• **Task goal**
Pull every line containing the word "TURISMO" from the records.

--- Record list ---

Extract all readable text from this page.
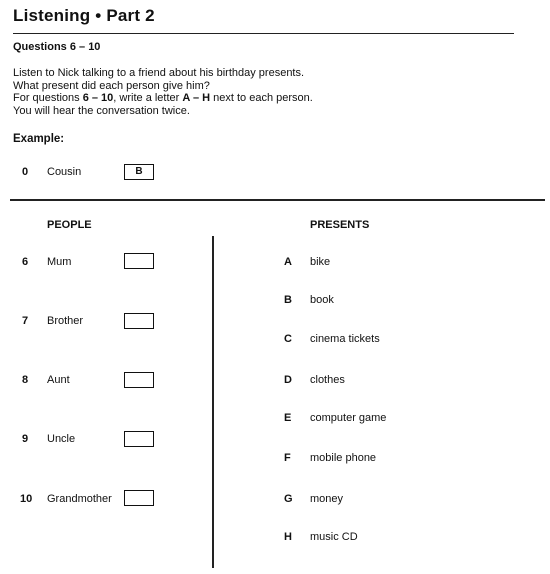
Listening • Part 2
Questions 6 – 10
Listen to Nick talking to a friend about his birthday presents.
What present did each person give him?
For questions 6 – 10, write a letter A – H next to each person.
You will hear the conversation twice.
Example:
0 Cousin	B
PEOPLE	PRESENTS
6 Mum
7 Brother
8 Aunt
9 Uncle
10 Grandmother
A bike
B book
C cinema tickets
D clothes
E computer game
F mobile phone
G money
H music CD
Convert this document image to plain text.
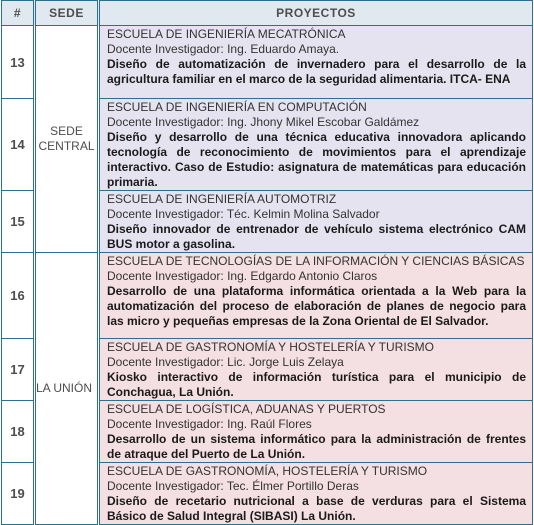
#	SEDE	PROYECTOS
13	SEDE CENTRAL	ESCUELA DE INGENIERÍA MECATRÓNICA
Docente Investigador: Ing. Eduardo Amaya.
Diseño de automatización de invernadero para el desarrollo de la agricultura familiar en el marco de la seguridad alimentaria. ITCA- ENA

14		ESCUELA DE INGENIERÍA EN COMPUTACIÓN
Docente Investigador: Ing. Jhony Mikel Escobar Galdámez
Diseño y desarrollo de una técnica educativa innovadora aplicando tecnología de reconocimiento de movimientos para el aprendizaje interactivo. Caso de Estudio: asignatura de matemáticas para educación primaria.

15		ESCUELA DE INGENIERÍA AUTOMOTRIZ
Docente Investigador: Téc. Kelmin Molina Salvador
Diseño innovador de entrenador de vehículo sistema electrónico CAM BUS motor a gasolina.

16	LA UNIÓN	ESCUELA DE TECNOLOGÍAS DE LA INFORMACIÓN Y CIENCIAS BÁSICAS
Docente Investigador: Ing. Edgardo Antonio Claros
Desarrollo de una plataforma informática orientada a la Web para la automatización del proceso de elaboración de planes de negocio para las micro y pequeñas empresas de la Zona Oriental de El Salvador.

17		ESCUELA DE GASTRONOMÍA Y HOSTELERÍA Y TURISMO
Docente Investigador: Lic. Jorge Luis Zelaya
Kiosko interactivo de información turística para el municipio de Conchagua, La Unión.

18		ESCUELA DE LOGÍSTICA, ADUANAS Y PUERTOS
Docente Investigador: Ing. Raúl Flores
Desarrollo de un sistema informático para la administración de frentes de atraque del Puerto de La Unión.

19		ESCUELA DE GASTRONOMÍA, HOSTELERÍA Y TURISMO
Docente Investigador: Tec. Élmer Portillo Deras
Diseño de recetario nutricional a base de verduras para el Sistema Básico de Salud Integral (SIBASI) La Unión.
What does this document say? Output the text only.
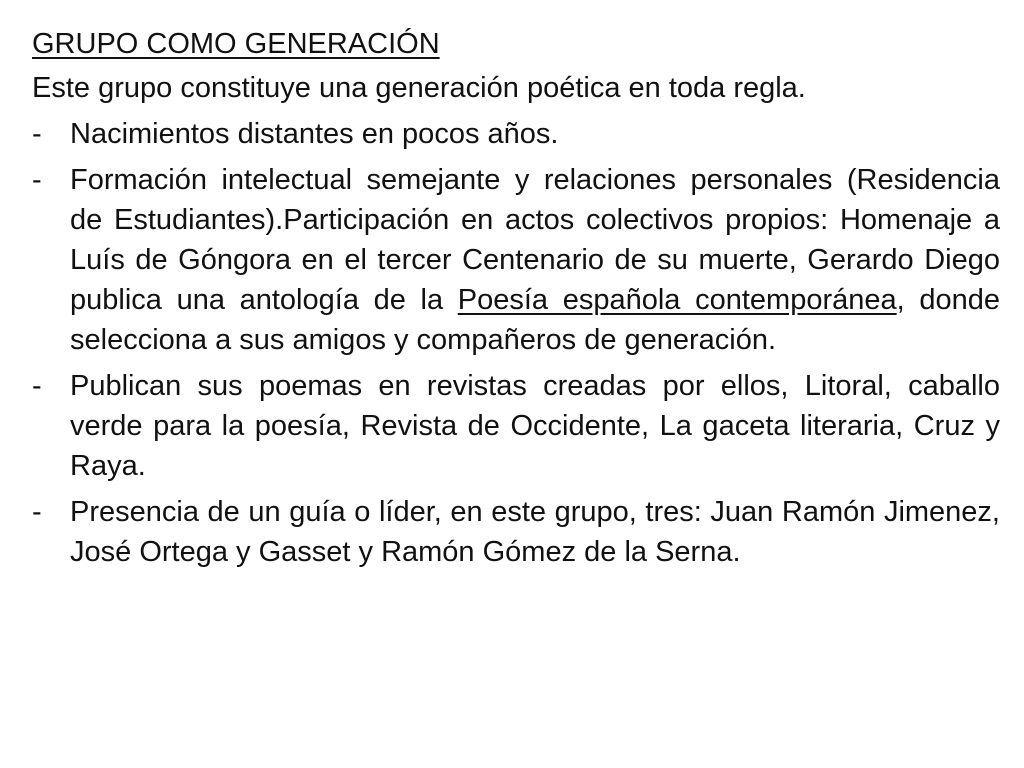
GRUPO COMO GENERACIÓN

Este grupo constituye una generación poética en toda regla.

- Nacimientos distantes en pocos años.
- Formación intelectual semejante y relaciones personales (Residencia de Estudiantes).Participación en actos colectivos propios: Homenaje a Luís de Góngora en el tercer Centenario de su muerte, Gerardo Diego publica una antología de la Poesía española contemporánea, donde selecciona a sus amigos y compañeros de generación.
- Publican sus poemas en revistas creadas por ellos, Litoral, caballo verde para la poesía, Revista de Occidente, La gaceta literaria, Cruz y Raya.
- Presencia de un guía o líder, en este grupo, tres: Juan Ramón Jimenez, José Ortega y Gasset y Ramón Gómez de la Serna.
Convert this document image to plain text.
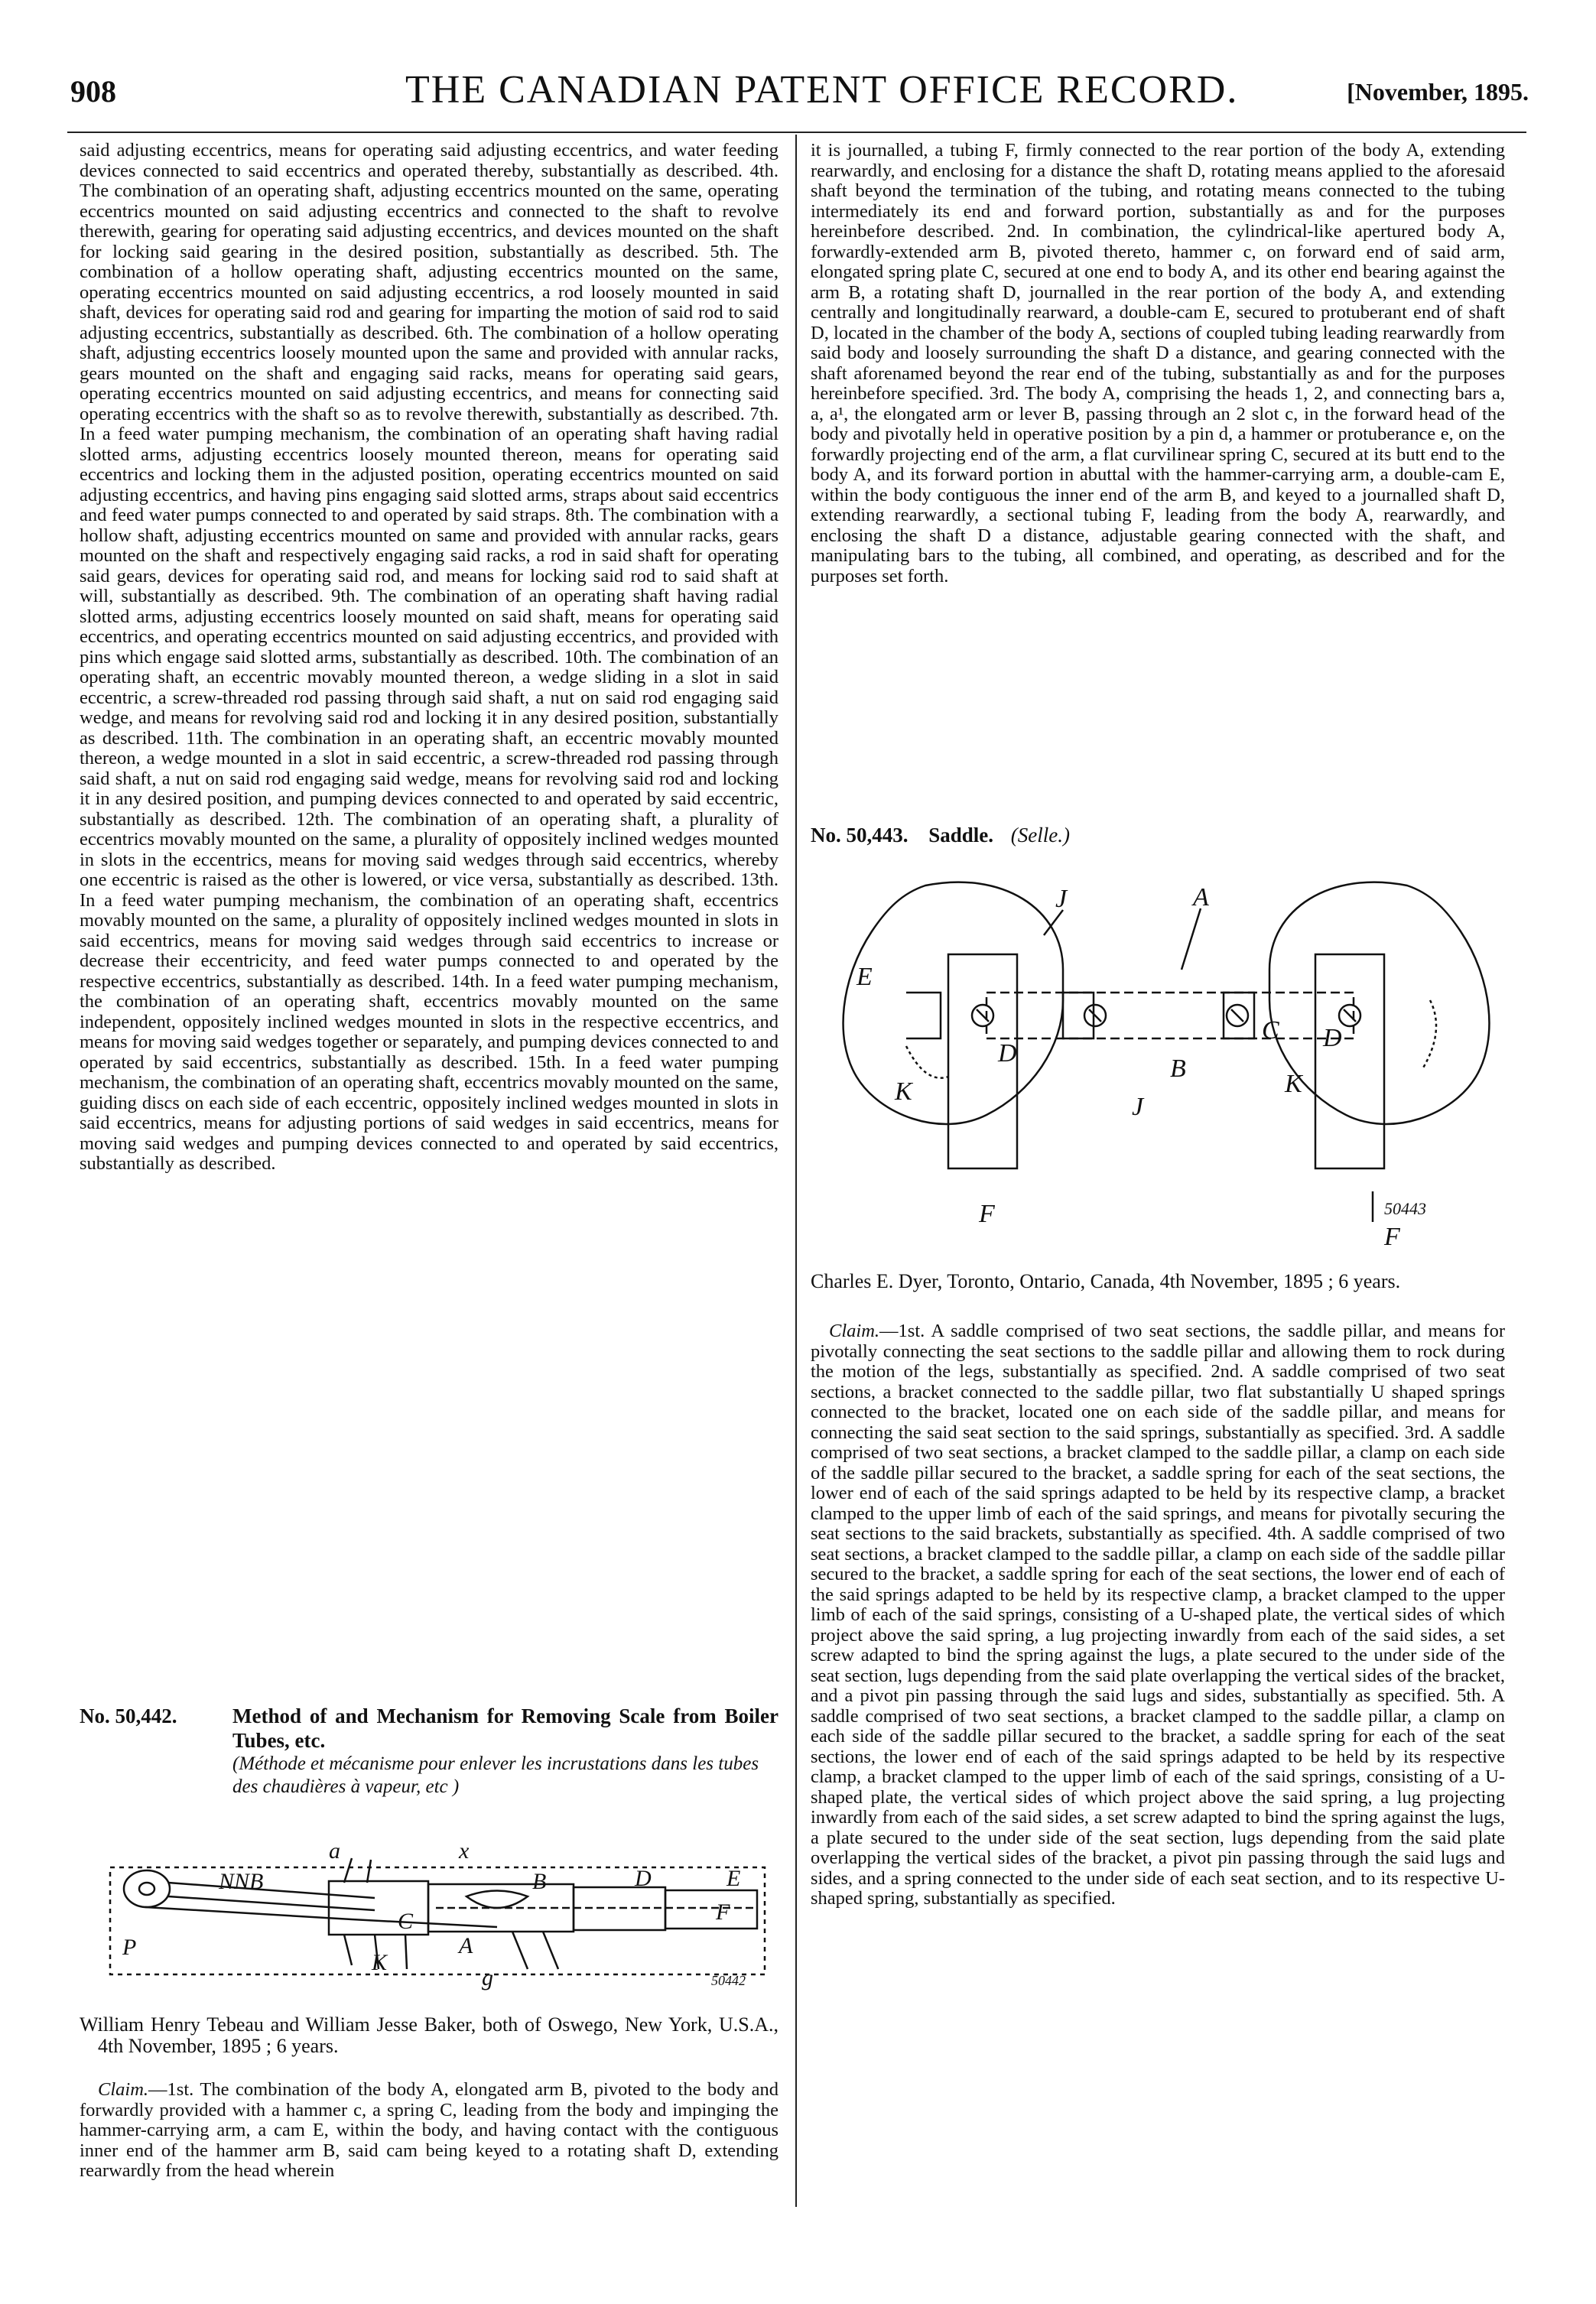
908	THE CANADIAN PATENT OFFICE RECORD.	[November, 1895.

said adjusting eccentrics, means for operating said adjusting eccentrics, and water feeding devices connected to said eccentrics and operated thereby, substantially as described. 4th. The combination of an operating shaft, adjusting eccentrics mounted on the same, operating eccentrics mounted on said adjusting eccentrics and connected to the shaft to revolve therewith, gearing for operating said adjusting eccentrics, and devices mounted on the shaft for locking said gearing in the desired position, substantially as described. 5th. The combination of a hollow operating shaft, adjusting eccentrics mounted on the same, operating eccentrics mounted on said adjusting eccentrics, a rod loosely mounted in said shaft, devices for operating said rod and gearing for imparting the motion of said rod to said adjusting eccentrics, substantially as described. 6th. The combination of a hollow operating shaft, adjusting eccentrics loosely mounted upon the same and provided with annular racks, gears mounted on the shaft and engaging said racks, means for operating said gears, operating eccentrics mounted on said adjusting eccentrics, and means for connecting said operating eccentrics with the shaft so as to revolve therewith, substantially as described. 7th. In a feed water pumping mechanism, the combination of an operating shaft having radial slotted arms, adjusting eccentrics loosely mounted thereon, means for operating said eccentrics and locking them in the adjusted position, operating eccentrics mounted on said adjusting eccentrics, and having pins engaging said slotted arms, straps about said eccentrics and feed water pumps connected to and operated by said straps. 8th. The combination with a hollow shaft, adjusting eccentrics mounted on same and provided with annular racks, gears mounted on the shaft and respectively engaging said racks, a rod in said shaft for operating said gears, devices for operating said rod, and means for locking said rod to said shaft at will, substantially as described. 9th. The combination of an operating shaft having radial slotted arms, adjusting eccentrics loosely mounted on said shaft, means for operating said eccentrics, and operating eccentrics mounted on said adjusting eccentrics, and provided with pins which engage said slotted arms, substantially as described. 10th. The combination of an operating shaft, an eccentric movably mounted thereon, a wedge sliding in a slot in said eccentric, a screw-threaded rod passing through said shaft, a nut on said rod engaging said wedge, and means for revolving said rod and locking it in any desired position, substantially as described. 11th. The combination in an operating shaft, an eccentric movably mounted thereon, a wedge mounted in a slot in said eccentric, a screw-threaded rod passing through said shaft, a nut on said rod engaging said wedge, means for revolving said rod and locking it in any desired position, and pumping devices connected to and operated by said eccentric, substantially as described. 12th. The combination of an operating shaft, a plurality of eccentrics movably mounted on the same, a plurality of oppositely inclined wedges mounted in slots in the eccentrics, means for moving said wedges through said eccentrics, whereby one eccentric is raised as the other is lowered, or vice versa, substantially as described. 13th. In a feed water pumping mechanism, the combination of an operating shaft, eccentrics movably mounted on the same, a plurality of oppositely inclined wedges mounted in slots in said eccentrics, means for moving said wedges through said eccentrics to increase or decrease their eccentricity, and feed water pumps connected to and operated by the respective eccentrics, substantially as described. 14th. In a feed water pumping mechanism, the combination of an operating shaft, eccentrics movably mounted on the same independent, oppositely inclined wedges mounted in slots in the respective eccentrics, and means for moving said wedges together or separately, and pumping devices connected to and operated by said eccentrics, substantially as described. 15th. In a feed water pumping mechanism, the combination of an operating shaft, eccentrics movably mounted on the same, guiding discs on each side of each eccentric, oppositely inclined wedges mounted in slots in said eccentrics, means for adjusting portions of said wedges in said eccentrics, means for moving said wedges and pumping devices connected to and operated by said eccentrics, substantially as described.

No. 50,442.	Method of and Mechanism for Removing Scale from Boiler Tubes, etc.
(Méthode et mécanisme pour enlever les incrustations dans les tubes des chaudières à vapeur, etc )
NNB
P	A
C
B	D	E
F
K
g
a	x
50442

William Henry Tebeau and William Jesse Baker, both of Oswego, New York, U.S.A., 4th November, 1895 ; 6 years.

Claim.—1st. The combination of the body A, elongated arm B, pivoted to the body and forwardly provided with a hammer c, a spring C, leading from the body and impinging the hammer-carrying arm, a cam E, within the body, and having contact with the contiguous inner end of the hammer arm B, said cam being keyed to a rotating shaft D, extending rearwardly from the head wherein

it is journalled, a tubing F, firmly connected to the rear portion of the body A, extending rearwardly, and enclosing for a distance the shaft D, rotating means applied to the aforesaid shaft beyond the termination of the tubing, and rotating means connected to the tubing intermediately its end and forward portion, substantially as and for the purposes hereinbefore described. 2nd. In combination, the cylindrical-like apertured body A, forwardly-extended arm B, pivoted thereto, hammer c, on forward end of said arm, elongated spring plate C, secured at one end to body A, and its other end bearing against the arm B, a rotating shaft D, journalled in the rear portion of the body A, and extending centrally and longitudinally rearward, a double-cam E, secured to protuberant end of shaft D, located in the chamber of the body A, sections of coupled tubing leading rearwardly from said body and loosely surrounding the shaft D a distance, and gearing connected with the shaft aforenamed beyond the rear end of the tubing, substantially as and for the purposes hereinbefore specified. 3rd. The body A, comprising the heads 1, 2, and connecting bars a, a, a¹, the elongated arm or lever B, passing through an 2 slot c, in the forward head of the body and pivotally held in operative position by a pin d, a hammer or protuberance e, on the forwardly projecting end of the arm, a flat curvilinear spring C, secured at its butt end to the body A, and its forward portion in abuttal with the hammer-carrying arm, a double-cam E, within the body contiguous the inner end of the arm B, and keyed to a journalled shaft D, extending rearwardly, a sectional tubing F, leading from the body A, rearwardly, and enclosing the shaft D a distance, adjustable gearing connected with the shaft, and manipulating bars to the tubing, all combined, and operating, as described and for the purposes set forth.

No. 50,443. Saddle. (Selle.)
J	A
E
D
C
B
K
F
J
K
D
F
50443

Charles E. Dyer, Toronto, Ontario, Canada, 4th November, 1895 ; 6 years.

Claim.—1st. A saddle comprised of two seat sections, the saddle pillar, and means for pivotally connecting the seat sections to the saddle pillar and allowing them to rock during the motion of the legs, substantially as specified. 2nd. A saddle comprised of two seat sections, a bracket connected to the saddle pillar, two flat substantially U shaped springs connected to the bracket, located one on each side of the saddle pillar, and means for connecting the said seat section to the said springs, substantially as specified. 3rd. A saddle comprised of two seat sections, a bracket clamped to the saddle pillar, a clamp on each side of the saddle pillar secured to the bracket, a saddle spring for each of the seat sections, the lower end of each of the said springs adapted to be held by its respective clamp, a bracket clamped to the upper limb of each of the said springs, and means for pivotally securing the seat sections to the said brackets, substantially as specified. 4th. A saddle comprised of two seat sections, a bracket clamped to the saddle pillar, a clamp on each side of the saddle pillar secured to the bracket, a saddle spring for each of the seat sections, the lower end of each of the said springs adapted to be held by its respective clamp, a bracket clamped to the upper limb of each of the said springs, consisting of a U-shaped plate, the vertical sides of which project above the said spring, a lug projecting inwardly from each of the said sides, a set screw adapted to bind the spring against the lugs, a plate secured to the under side of the seat section, lugs depending from the said plate overlapping the vertical sides of the bracket, and a pivot pin passing through the said lugs and sides, substantially as specified. 5th. A saddle comprised of two seat sections, a bracket clamped to the saddle pillar, a clamp on each side of the saddle pillar secured to the bracket, a saddle spring for each of the seat sections, the lower end of each of the said springs adapted to be held by its respective clamp, a bracket clamped to the upper limb of each of the said springs, consisting of a U-shaped plate, the vertical sides of which project above the said spring, a lug projecting inwardly from each of the said sides, a set screw adapted to bind the spring against the lugs, a plate secured to the under side of the seat section, lugs depending from the said plate overlapping the vertical sides of the bracket, a pivot pin passing through the said lugs and sides, and a spring connected to the under side of each seat section, and to its respective U-shaped spring, substantially as specified.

---

• **Reply to the task**
17		ESCUELA DE GASTRONOMÍA Y HOSTELERÍA Y TURISMO
19		ESCUELA DE GASTRONOMÍA, HOSTELERÍA Y TURISMO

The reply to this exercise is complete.